[Start STORED RECORDS]

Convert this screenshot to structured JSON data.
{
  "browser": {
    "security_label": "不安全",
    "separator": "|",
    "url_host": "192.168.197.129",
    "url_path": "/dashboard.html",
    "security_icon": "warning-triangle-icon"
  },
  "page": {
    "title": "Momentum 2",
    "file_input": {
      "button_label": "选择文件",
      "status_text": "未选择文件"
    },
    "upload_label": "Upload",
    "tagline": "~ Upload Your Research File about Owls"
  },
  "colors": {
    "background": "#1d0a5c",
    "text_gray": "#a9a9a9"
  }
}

[End STORED RECORDS]

THE REQUEST: Print the material verbatim, all of it.

COMPLETE ANSWER:
Convert this screenshot to structured JSON data.
{
  "browser": {
    "security_label": "不安全",
    "separator": "|",
    "url_host": "192.168.197.129",
    "url_path": "/dashboard.html",
    "security_icon": "warning-triangle-icon"
  },
  "page": {
    "title": "Momentum 2",
    "file_input": {
      "button_label": "选择文件",
      "status_text": "未选择文件"
    },
    "upload_label": "Upload",
    "tagline": "~ Upload Your Research File about Owls"
  },
  "colors": {
    "background": "#1d0a5c",
    "text_gray": "#a9a9a9"
  }
}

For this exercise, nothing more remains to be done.